### Information supplied
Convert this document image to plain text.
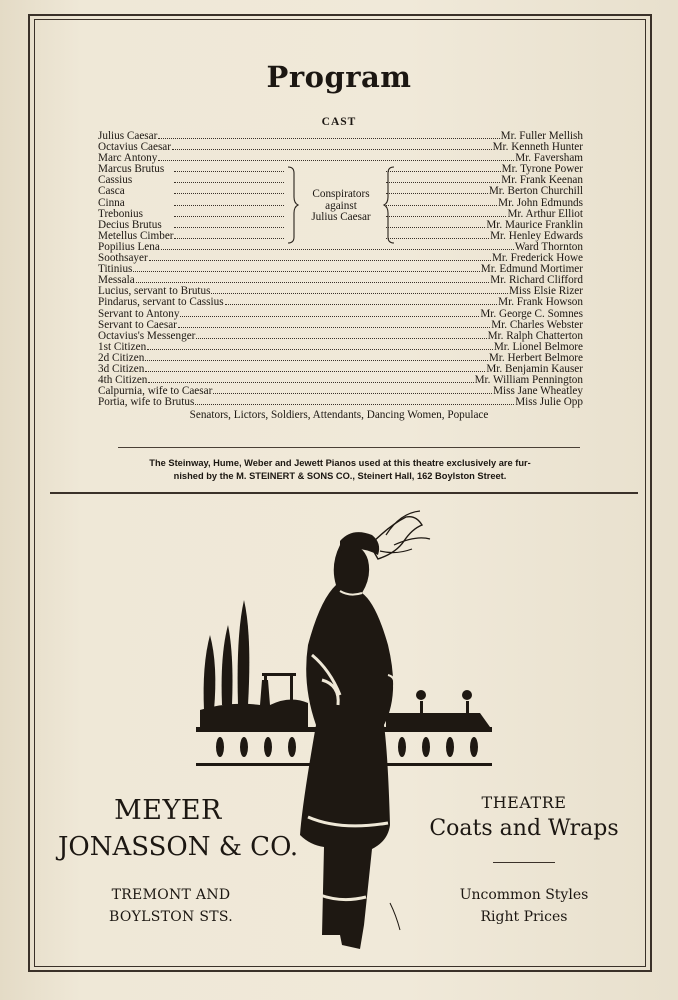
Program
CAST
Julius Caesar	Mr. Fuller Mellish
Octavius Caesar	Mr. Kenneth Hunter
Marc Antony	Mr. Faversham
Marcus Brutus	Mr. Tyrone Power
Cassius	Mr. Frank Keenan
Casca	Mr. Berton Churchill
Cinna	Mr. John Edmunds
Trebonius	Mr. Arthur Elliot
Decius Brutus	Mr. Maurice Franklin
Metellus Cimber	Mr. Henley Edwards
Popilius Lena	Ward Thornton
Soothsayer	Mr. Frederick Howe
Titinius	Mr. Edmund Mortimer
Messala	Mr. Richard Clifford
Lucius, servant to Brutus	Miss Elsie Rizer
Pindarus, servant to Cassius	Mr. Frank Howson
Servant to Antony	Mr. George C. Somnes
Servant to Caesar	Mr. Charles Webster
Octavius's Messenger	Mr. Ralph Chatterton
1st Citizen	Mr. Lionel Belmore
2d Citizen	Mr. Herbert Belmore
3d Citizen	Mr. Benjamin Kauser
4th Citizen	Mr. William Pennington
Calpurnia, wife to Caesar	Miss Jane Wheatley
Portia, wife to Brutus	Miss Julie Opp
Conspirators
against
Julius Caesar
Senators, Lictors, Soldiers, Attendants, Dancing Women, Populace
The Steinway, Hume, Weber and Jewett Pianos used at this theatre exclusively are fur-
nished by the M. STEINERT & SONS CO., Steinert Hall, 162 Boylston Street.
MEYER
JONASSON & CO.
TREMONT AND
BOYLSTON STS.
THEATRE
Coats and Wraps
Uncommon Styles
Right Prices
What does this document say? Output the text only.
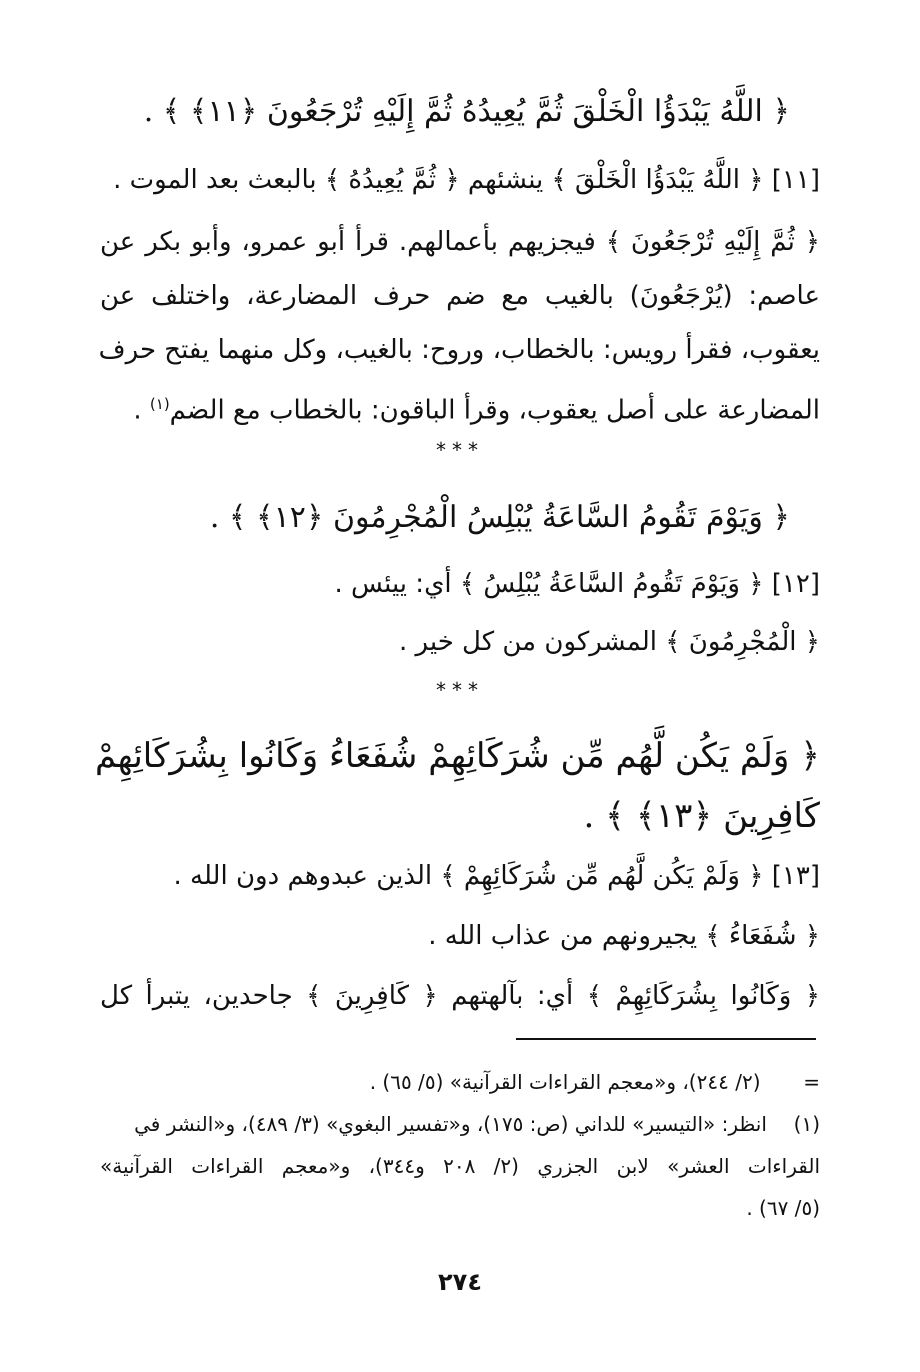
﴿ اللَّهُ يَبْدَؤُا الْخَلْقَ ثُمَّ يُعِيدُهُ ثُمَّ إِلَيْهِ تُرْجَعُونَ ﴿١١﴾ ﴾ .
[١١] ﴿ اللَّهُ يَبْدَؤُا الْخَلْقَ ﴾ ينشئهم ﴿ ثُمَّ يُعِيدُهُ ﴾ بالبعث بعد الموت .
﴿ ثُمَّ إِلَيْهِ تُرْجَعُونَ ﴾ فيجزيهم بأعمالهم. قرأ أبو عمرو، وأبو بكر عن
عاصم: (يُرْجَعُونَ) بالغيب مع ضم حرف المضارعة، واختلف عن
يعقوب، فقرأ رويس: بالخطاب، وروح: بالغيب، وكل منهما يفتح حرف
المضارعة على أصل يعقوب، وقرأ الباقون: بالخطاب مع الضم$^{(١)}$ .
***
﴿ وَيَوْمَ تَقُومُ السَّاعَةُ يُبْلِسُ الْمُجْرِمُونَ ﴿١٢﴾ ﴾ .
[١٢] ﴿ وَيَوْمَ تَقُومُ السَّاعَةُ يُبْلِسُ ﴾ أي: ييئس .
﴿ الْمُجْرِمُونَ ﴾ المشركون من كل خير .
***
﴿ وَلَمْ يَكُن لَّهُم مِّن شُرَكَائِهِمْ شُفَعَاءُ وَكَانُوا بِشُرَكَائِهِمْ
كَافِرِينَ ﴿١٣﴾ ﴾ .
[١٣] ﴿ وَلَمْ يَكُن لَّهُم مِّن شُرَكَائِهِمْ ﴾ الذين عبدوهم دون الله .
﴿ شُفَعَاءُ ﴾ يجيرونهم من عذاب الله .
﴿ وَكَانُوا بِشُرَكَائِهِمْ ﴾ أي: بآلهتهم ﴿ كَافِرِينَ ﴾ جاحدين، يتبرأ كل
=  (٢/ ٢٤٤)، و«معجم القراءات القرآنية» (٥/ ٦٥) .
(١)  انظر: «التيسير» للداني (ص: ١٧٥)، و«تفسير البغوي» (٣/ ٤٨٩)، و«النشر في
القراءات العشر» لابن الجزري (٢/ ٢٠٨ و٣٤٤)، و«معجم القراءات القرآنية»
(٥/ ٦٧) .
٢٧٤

---

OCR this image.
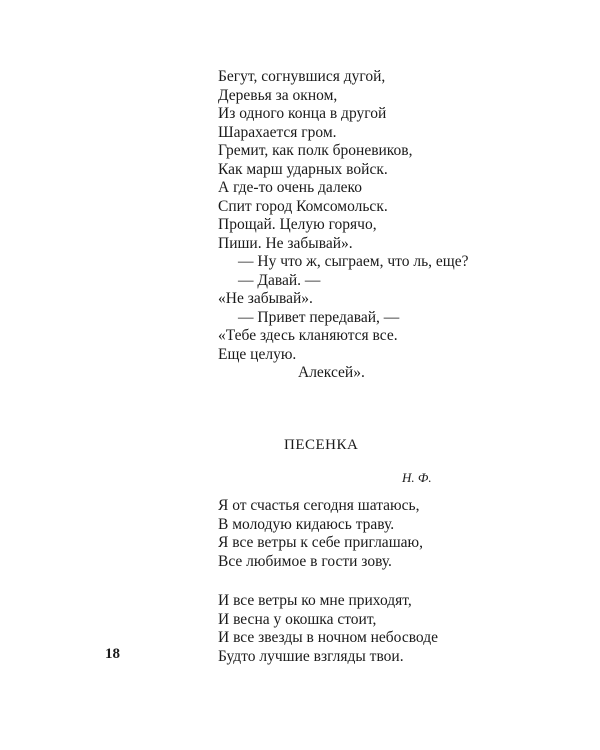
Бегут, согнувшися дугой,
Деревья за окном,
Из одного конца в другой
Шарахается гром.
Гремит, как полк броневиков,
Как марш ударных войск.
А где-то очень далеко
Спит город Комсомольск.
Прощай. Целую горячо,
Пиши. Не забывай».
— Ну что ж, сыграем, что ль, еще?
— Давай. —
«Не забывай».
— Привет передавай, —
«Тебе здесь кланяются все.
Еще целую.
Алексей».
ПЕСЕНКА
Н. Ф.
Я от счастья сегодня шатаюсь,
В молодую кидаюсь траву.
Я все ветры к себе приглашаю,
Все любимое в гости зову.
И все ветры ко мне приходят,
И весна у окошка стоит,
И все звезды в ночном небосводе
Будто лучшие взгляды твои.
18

### Set problem
Say how many lines of the data include the string "document". Nothing other than the number should be given.

### Result
2